• Prompt: Please write out the material below exactly as given.

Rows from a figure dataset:
-- -- --

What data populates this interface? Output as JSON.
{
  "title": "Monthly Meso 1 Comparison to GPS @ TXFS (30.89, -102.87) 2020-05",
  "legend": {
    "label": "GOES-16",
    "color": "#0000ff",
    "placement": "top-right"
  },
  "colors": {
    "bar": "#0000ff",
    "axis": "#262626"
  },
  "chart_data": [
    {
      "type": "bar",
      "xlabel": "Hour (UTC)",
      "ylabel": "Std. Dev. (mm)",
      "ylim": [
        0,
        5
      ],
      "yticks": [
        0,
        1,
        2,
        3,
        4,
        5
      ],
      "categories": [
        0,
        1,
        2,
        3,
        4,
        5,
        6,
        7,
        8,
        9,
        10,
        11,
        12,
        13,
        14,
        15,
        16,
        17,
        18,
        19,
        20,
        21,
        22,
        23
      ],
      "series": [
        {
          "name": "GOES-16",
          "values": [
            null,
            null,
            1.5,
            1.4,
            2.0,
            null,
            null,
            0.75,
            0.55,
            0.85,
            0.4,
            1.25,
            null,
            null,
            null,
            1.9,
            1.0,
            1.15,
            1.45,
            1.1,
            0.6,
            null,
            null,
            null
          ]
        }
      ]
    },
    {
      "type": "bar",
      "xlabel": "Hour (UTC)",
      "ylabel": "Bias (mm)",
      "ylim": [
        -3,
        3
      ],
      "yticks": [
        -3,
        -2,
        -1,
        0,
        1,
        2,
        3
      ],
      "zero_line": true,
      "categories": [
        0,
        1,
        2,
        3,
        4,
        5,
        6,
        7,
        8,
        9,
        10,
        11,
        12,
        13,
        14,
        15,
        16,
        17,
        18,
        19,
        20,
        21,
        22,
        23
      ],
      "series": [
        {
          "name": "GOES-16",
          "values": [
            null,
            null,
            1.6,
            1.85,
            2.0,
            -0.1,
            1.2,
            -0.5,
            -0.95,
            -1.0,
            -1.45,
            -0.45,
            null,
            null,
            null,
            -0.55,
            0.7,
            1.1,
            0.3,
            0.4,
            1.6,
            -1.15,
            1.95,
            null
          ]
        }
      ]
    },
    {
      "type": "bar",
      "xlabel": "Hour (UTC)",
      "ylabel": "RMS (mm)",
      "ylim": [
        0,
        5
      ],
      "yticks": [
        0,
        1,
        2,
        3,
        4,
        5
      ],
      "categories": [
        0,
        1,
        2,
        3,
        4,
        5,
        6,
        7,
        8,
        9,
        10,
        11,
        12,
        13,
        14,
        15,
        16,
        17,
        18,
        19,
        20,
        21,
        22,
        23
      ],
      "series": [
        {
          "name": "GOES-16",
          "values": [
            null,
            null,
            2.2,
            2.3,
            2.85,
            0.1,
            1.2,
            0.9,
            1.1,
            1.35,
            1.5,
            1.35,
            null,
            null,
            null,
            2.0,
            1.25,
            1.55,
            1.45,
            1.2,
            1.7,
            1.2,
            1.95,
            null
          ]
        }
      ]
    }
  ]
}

-- -- --

• Task result:
What data populates this interface? Output as JSON.
{
  "title": "Monthly Meso 1 Comparison to GPS @ TXFS (30.89, -102.87) 2020-05",
  "legend": {
    "label": "GOES-16",
    "color": "#0000ff",
    "placement": "top-right"
  },
  "colors": {
    "bar": "#0000ff",
    "axis": "#262626"
  },
  "chart_data": [
    {
      "type": "bar",
      "xlabel": "Hour (UTC)",
      "ylabel": "Std. Dev. (mm)",
      "ylim": [
        0,
        5
      ],
      "yticks": [
        0,
        1,
        2,
        3,
        4,
        5
      ],
      "categories": [
        0,
        1,
        2,
        3,
        4,
        5,
        6,
        7,
        8,
        9,
        10,
        11,
        12,
        13,
        14,
        15,
        16,
        17,
        18,
        19,
        20,
        21,
        22,
        23
      ],
      "series": [
        {
          "name": "GOES-16",
          "values": [
            null,
            null,
            1.5,
            1.4,
            2.0,
            null,
            null,
            0.75,
            0.55,
            0.85,
            0.4,
            1.25,
            null,
            null,
            null,
            1.9,
            1.0,
            1.15,
            1.45,
            1.1,
            0.6,
            null,
            null,
            null
          ]
        }
      ]
    },
    {
      "type": "bar",
      "xlabel": "Hour (UTC)",
      "ylabel": "Bias (mm)",
      "ylim": [
        -3,
        3
      ],
      "yticks": [
        -3,
        -2,
        -1,
        0,
        1,
        2,
        3
      ],
      "zero_line": true,
      "categories": [
        0,
        1,
        2,
        3,
        4,
        5,
        6,
        7,
        8,
        9,
        10,
        11,
        12,
        13,
        14,
        15,
        16,
        17,
        18,
        19,
        20,
        21,
        22,
        23
      ],
      "series": [
        {
          "name": "GOES-16",
          "values": [
            null,
            null,
            1.6,
            1.85,
            2.0,
            -0.1,
            1.2,
            -0.5,
            -0.95,
            -1.0,
            -1.45,
            -0.45,
            null,
            null,
            null,
            -0.55,
            0.7,
            1.1,
            0.3,
            0.4,
            1.6,
            -1.15,
            1.95,
            null
          ]
        }
      ]
    },
    {
      "type": "bar",
      "xlabel": "Hour (UTC)",
      "ylabel": "RMS (mm)",
      "ylim": [
        0,
        5
      ],
      "yticks": [
        0,
        1,
        2,
        3,
        4,
        5
      ],
      "categories": [
        0,
        1,
        2,
        3,
        4,
        5,
        6,
        7,
        8,
        9,
        10,
        11,
        12,
        13,
        14,
        15,
        16,
        17,
        18,
        19,
        20,
        21,
        22,
        23
      ],
      "series": [
        {
          "name": "GOES-16",
          "values": [
            null,
            null,
            2.2,
            2.3,
            2.85,
            0.1,
            1.2,
            0.9,
            1.1,
            1.35,
            1.5,
            1.35,
            null,
            null,
            null,
            2.0,
            1.25,
            1.55,
            1.45,
            1.2,
            1.7,
            1.2,
            1.95,
            null
          ]
        }
      ]
    }
  ]
}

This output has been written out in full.